Work instructions
Pictures in the records should not be copied, but every other part must be repeated exactly.

Recorded data

• • • •

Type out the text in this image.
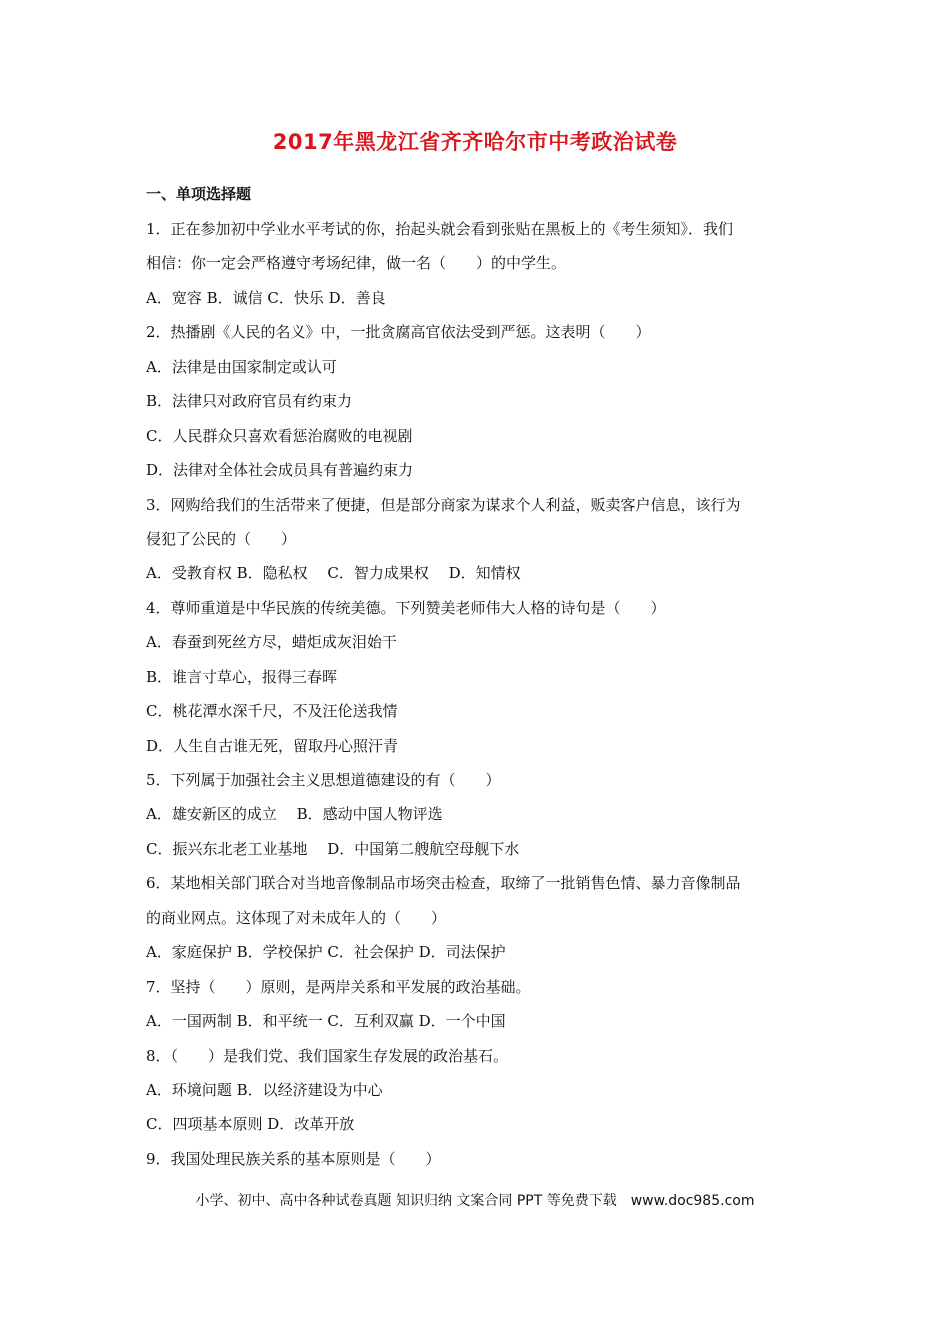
2017年黑龙江省齐齐哈尔市中考政治试卷
一、单项选择题
1．正在参加初中学业水平考试的你，抬起头就会看到张贴在黑板上的《考生须知》．我们
相信：你一定会严格遵守考场纪律，做一名（　　）的中学生。
A．宽容 B．诚信 C．快乐 D．善良
2．热播剧《人民的名义》中，一批贪腐高官依法受到严惩。这表明（　　）
A．法律是由国家制定或认可
B．法律只对政府官员有约束力
C．人民群众只喜欢看惩治腐败的电视剧
D．法律对全体社会成员具有普遍约束力
3．网购给我们的生活带来了便捷，但是部分商家为谋求个人利益，贩卖客户信息，该行为
侵犯了公民的（　　）
A．受教育权 B．隐私权　 C．智力成果权　 D．知情权
4．尊师重道是中华民族的传统美德。下列赞美老师伟大人格的诗句是（　　）
A．春蚕到死丝方尽，蜡炬成灰泪始干
B．谁言寸草心，报得三春晖
C．桃花潭水深千尺，不及汪伦送我情
D．人生自古谁无死，留取丹心照汗青
5．下列属于加强社会主义思想道德建设的有（　　）
A．雄安新区的成立　 B．感动中国人物评选
C．振兴东北老工业基地　 D．中国第二艘航空母舰下水
6．某地相关部门联合对当地音像制品市场突击检查，取缔了一批销售色情、暴力音像制品
的商业网点。这体现了对未成年人的（　　）
A．家庭保护 B．学校保护 C．社会保护 D．司法保护
7．坚持（　　）原则，是两岸关系和平发展的政治基础。
A．一国两制 B．和平统一 C．互利双赢 D．一个中国
8．（　　）是我们党、我们国家生存发展的政治基石。
A．环境问题 B．以经济建设为中心
C．四项基本原则 D．改革开放
9．我国处理民族关系的基本原则是（　　）
小学、初中、高中各种试卷真题 知识归纳 文案合同 PPT 等免费下载　www.doc985.com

• • • •

Result for this exercise
Type out the text in this image.
2017年黑龙江省齐齐哈尔市中考政治试卷
一、单项选择题
1．正在参加初中学业水平考试的你，抬起头就会看到张贴在黑板上的《考生须知》．我们
相信：你一定会严格遵守考场纪律，做一名（　　）的中学生。
A．宽容 B．诚信 C．快乐 D．善良
2．热播剧《人民的名义》中，一批贪腐高官依法受到严惩。这表明（　　）
A．法律是由国家制定或认可
B．法律只对政府官员有约束力
C．人民群众只喜欢看惩治腐败的电视剧
D．法律对全体社会成员具有普遍约束力
3．网购给我们的生活带来了便捷，但是部分商家为谋求个人利益，贩卖客户信息，该行为
侵犯了公民的（　　）
A．受教育权 B．隐私权　 C．智力成果权　 D．知情权
4．尊师重道是中华民族的传统美德。下列赞美老师伟大人格的诗句是（　　）
A．春蚕到死丝方尽，蜡炬成灰泪始干
B．谁言寸草心，报得三春晖
C．桃花潭水深千尺，不及汪伦送我情
D．人生自古谁无死，留取丹心照汗青
5．下列属于加强社会主义思想道德建设的有（　　）
A．雄安新区的成立　 B．感动中国人物评选
C．振兴东北老工业基地　 D．中国第二艘航空母舰下水
6．某地相关部门联合对当地音像制品市场突击检查，取缔了一批销售色情、暴力音像制品
的商业网点。这体现了对未成年人的（　　）
A．家庭保护 B．学校保护 C．社会保护 D．司法保护
7．坚持（　　）原则，是两岸关系和平发展的政治基础。
A．一国两制 B．和平统一 C．互利双赢 D．一个中国
8．（　　）是我们党、我们国家生存发展的政治基石。
A．环境问题 B．以经济建设为中心
C．四项基本原则 D．改革开放
9．我国处理民族关系的基本原则是（　　）
小学、初中、高中各种试卷真题 知识归纳 文案合同 PPT 等免费下载　www.doc985.com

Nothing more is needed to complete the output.